The problem:
In your copy, include every line of the listing below exactly but none of the pictures.

Information supplied:
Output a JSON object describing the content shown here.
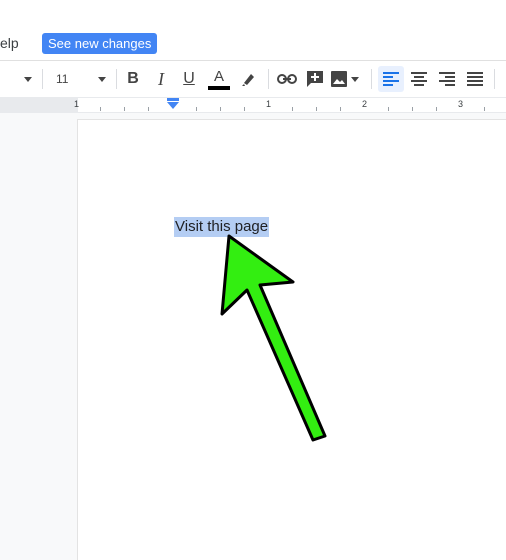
{
  "menubar": {
    "help_label": "elp",
    "see_changes_label": "See new changes"
  },
  "toolbar": {
    "font_size": "11",
    "bold_label": "B",
    "italic_label": "I",
    "underline_label": "U",
    "text_color_label": "A",
    "text_color": "#000000",
    "icons": [
      "font-dropdown-caret-icon",
      "font-size-caret-icon",
      "bold-icon",
      "italic-icon",
      "underline-icon",
      "text-color-icon",
      "highlight-pen-icon",
      "insert-link-icon",
      "add-comment-icon",
      "insert-image-icon",
      "align-left-icon",
      "align-center-icon",
      "align-right-icon",
      "justify-icon"
    ]
  },
  "ruler": {
    "labels": [
      "1",
      "1",
      "2",
      "3"
    ]
  },
  "document": {
    "selected_text": "Visit this page"
  },
  "colors": {
    "accent": "#4285f4",
    "selection": "#b4cdf3",
    "annotation_arrow": "#33ee11"
  }
}
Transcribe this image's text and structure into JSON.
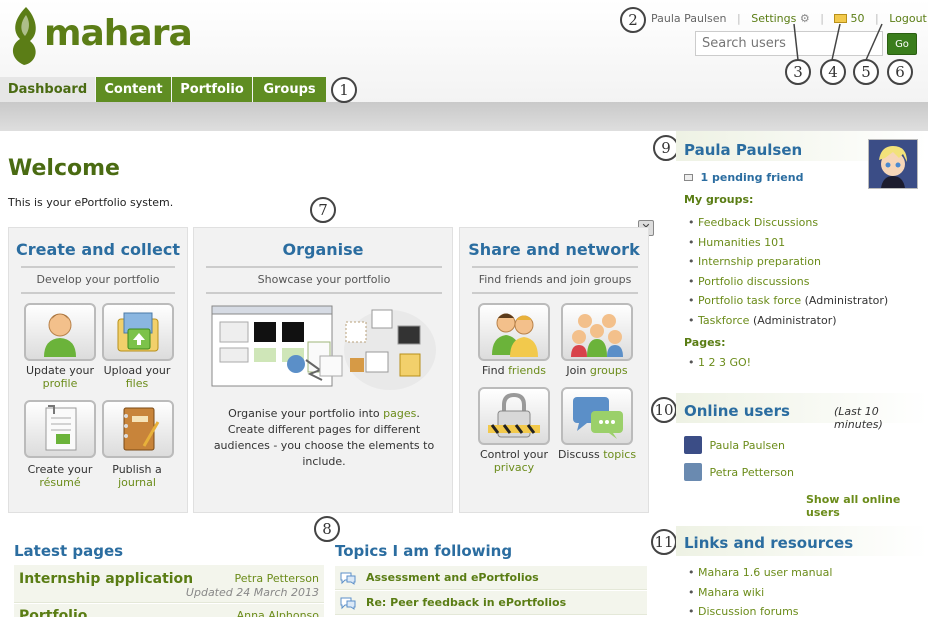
{
  "app": {
    "logo_text": "mahara"
  },
  "header": {
    "user_name": "Paula Paulsen",
    "settings_label": "Settings",
    "inbox_count": "50",
    "logout_label": "Logout",
    "search_placeholder": "Search users",
    "go_label": "Go"
  },
  "nav": {
    "tabs": [
      "Dashboard",
      "Content",
      "Portfolio",
      "Groups"
    ],
    "active": "Dashboard"
  },
  "callouts": [
    "1",
    "2",
    "3",
    "4",
    "5",
    "6",
    "7",
    "8",
    "9",
    "10",
    "11"
  ],
  "main": {
    "welcome_title": "Welcome",
    "welcome_text": "This is your ePortfolio system.",
    "close_symbol": "✕",
    "panels": [
      {
        "title": "Create and collect",
        "subtitle": "Develop your portfolio",
        "tiles": [
          {
            "line1": "Update your",
            "link": "profile",
            "icon": "user-profile-icon"
          },
          {
            "line1": "Upload your",
            "link": "files",
            "icon": "upload-files-icon"
          },
          {
            "line1": "Create your",
            "link": "résumé",
            "icon": "resume-icon"
          },
          {
            "line1": "Publish a",
            "link": "journal",
            "icon": "journal-icon"
          }
        ]
      },
      {
        "title": "Organise",
        "subtitle": "Showcase your portfolio",
        "text_before": "Organise your portfolio into ",
        "text_link": "pages",
        "text_after": ". Create different pages for different audiences - you choose the elements to include."
      },
      {
        "title": "Share and network",
        "subtitle": "Find friends and join groups",
        "tiles": [
          {
            "line1": "Find",
            "link": "friends",
            "icon": "friends-icon"
          },
          {
            "line1": "Join",
            "link": "groups",
            "icon": "groups-icon"
          },
          {
            "line1": "Control your",
            "link": "privacy",
            "icon": "privacy-icon"
          },
          {
            "line1": "Discuss",
            "link": "topics",
            "icon": "topics-icon"
          }
        ]
      }
    ]
  },
  "latest_pages": {
    "title": "Latest pages",
    "items": [
      {
        "name": "Internship application",
        "owner": "Petra Petterson",
        "updated": "Updated 24 March 2013"
      },
      {
        "name": "Portfolio",
        "owner": "Anna Alphonso"
      }
    ]
  },
  "topics": {
    "title": "Topics I am following",
    "items": [
      "Assessment and ePortfolios",
      "Re: Peer feedback in ePortfolios"
    ]
  },
  "profile": {
    "name": "Paula Paulsen",
    "pending": "1 pending friend",
    "groups_label": "My groups:",
    "groups": [
      {
        "name": "Feedback Discussions",
        "role": ""
      },
      {
        "name": "Humanities 101",
        "role": ""
      },
      {
        "name": "Internship preparation",
        "role": ""
      },
      {
        "name": "Portfolio discussions",
        "role": ""
      },
      {
        "name": "Portfolio task force",
        "role": " (Administrator)"
      },
      {
        "name": "Taskforce",
        "role": " (Administrator)"
      }
    ],
    "pages_label": "Pages:",
    "pages": [
      "1 2 3 GO!"
    ]
  },
  "online_users": {
    "title": "Online users",
    "note": "(Last 10 minutes)",
    "users": [
      "Paula Paulsen",
      "Petra Petterson"
    ],
    "show_all": "Show all online users"
  },
  "links": {
    "title": "Links and resources",
    "items": [
      "Mahara 1.6 user manual",
      "Mahara wiki",
      "Discussion forums"
    ]
  },
  "colors": {
    "brand_green": "#5f8d22",
    "heading_blue": "#2b6da0",
    "link_green": "#6b8c1a"
  }
}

Written reply:
Output a JSON object describing the content shown here.
{
  "menubar": {
    "help_label": "elp",
    "see_changes_label": "See new changes"
  },
  "toolbar": {
    "font_size": "11",
    "bold_label": "B",
    "italic_label": "I",
    "underline_label": "U",
    "text_color_label": "A",
    "text_color": "#000000",
    "icons": [
      "font-dropdown-caret-icon",
      "font-size-caret-icon",
      "bold-icon",
      "italic-icon",
      "underline-icon",
      "text-color-icon",
      "highlight-pen-icon",
      "insert-link-icon",
      "add-comment-icon",
      "insert-image-icon",
      "align-left-icon",
      "align-center-icon",
      "align-right-icon",
      "justify-icon"
    ]
  },
  "ruler": {
    "labels": [
      "1",
      "1",
      "2",
      "3"
    ]
  },
  "document": {
    "selected_text": "Visit this page"
  },
  "colors": {
    "accent": "#4285f4",
    "selection": "#b4cdf3",
    "annotation_arrow": "#33ee11"
  }
}
Transcribe this image's text and structure into JSON.
{
  "app": {
    "logo_text": "mahara"
  },
  "header": {
    "user_name": "Paula Paulsen",
    "settings_label": "Settings",
    "inbox_count": "50",
    "logout_label": "Logout",
    "search_placeholder": "Search users",
    "go_label": "Go"
  },
  "nav": {
    "tabs": [
      "Dashboard",
      "Content",
      "Portfolio",
      "Groups"
    ],
    "active": "Dashboard"
  },
  "callouts": [
    "1",
    "2",
    "3",
    "4",
    "5",
    "6",
    "7",
    "8",
    "9",
    "10",
    "11"
  ],
  "main": {
    "welcome_title": "Welcome",
    "welcome_text": "This is your ePortfolio system.",
    "close_symbol": "✕",
    "panels": [
      {
        "title": "Create and collect",
        "subtitle": "Develop your portfolio",
        "tiles": [
          {
            "line1": "Update your",
            "link": "profile",
            "icon": "user-profile-icon"
          },
          {
            "line1": "Upload your",
            "link": "files",
            "icon": "upload-files-icon"
          },
          {
            "line1": "Create your",
            "link": "résumé",
            "icon": "resume-icon"
          },
          {
            "line1": "Publish a",
            "link": "journal",
            "icon": "journal-icon"
          }
        ]
      },
      {
        "title": "Organise",
        "subtitle": "Showcase your portfolio",
        "text_before": "Organise your portfolio into ",
        "text_link": "pages",
        "text_after": ". Create different pages for different audiences - you choose the elements to include."
      },
      {
        "title": "Share and network",
        "subtitle": "Find friends and join groups",
        "tiles": [
          {
            "line1": "Find",
            "link": "friends",
            "icon": "friends-icon"
          },
          {
            "line1": "Join",
            "link": "groups",
            "icon": "groups-icon"
          },
          {
            "line1": "Control your",
            "link": "privacy",
            "icon": "privacy-icon"
          },
          {
            "line1": "Discuss",
            "link": "topics",
            "icon": "topics-icon"
          }
        ]
      }
    ]
  },
  "latest_pages": {
    "title": "Latest pages",
    "items": [
      {
        "name": "Internship application",
        "owner": "Petra Petterson",
        "updated": "Updated 24 March 2013"
      },
      {
        "name": "Portfolio",
        "owner": "Anna Alphonso"
      }
    ]
  },
  "topics": {
    "title": "Topics I am following",
    "items": [
      "Assessment and ePortfolios",
      "Re: Peer feedback in ePortfolios"
    ]
  },
  "profile": {
    "name": "Paula Paulsen",
    "pending": "1 pending friend",
    "groups_label": "My groups:",
    "groups": [
      {
        "name": "Feedback Discussions",
        "role": ""
      },
      {
        "name": "Humanities 101",
        "role": ""
      },
      {
        "name": "Internship preparation",
        "role": ""
      },
      {
        "name": "Portfolio discussions",
        "role": ""
      },
      {
        "name": "Portfolio task force",
        "role": " (Administrator)"
      },
      {
        "name": "Taskforce",
        "role": " (Administrator)"
      }
    ],
    "pages_label": "Pages:",
    "pages": [
      "1 2 3 GO!"
    ]
  },
  "online_users": {
    "title": "Online users",
    "note": "(Last 10 minutes)",
    "users": [
      "Paula Paulsen",
      "Petra Petterson"
    ],
    "show_all": "Show all online users"
  },
  "links": {
    "title": "Links and resources",
    "items": [
      "Mahara 1.6 user manual",
      "Mahara wiki",
      "Discussion forums"
    ]
  },
  "colors": {
    "brand_green": "#5f8d22",
    "heading_blue": "#2b6da0",
    "link_green": "#6b8c1a"
  }
}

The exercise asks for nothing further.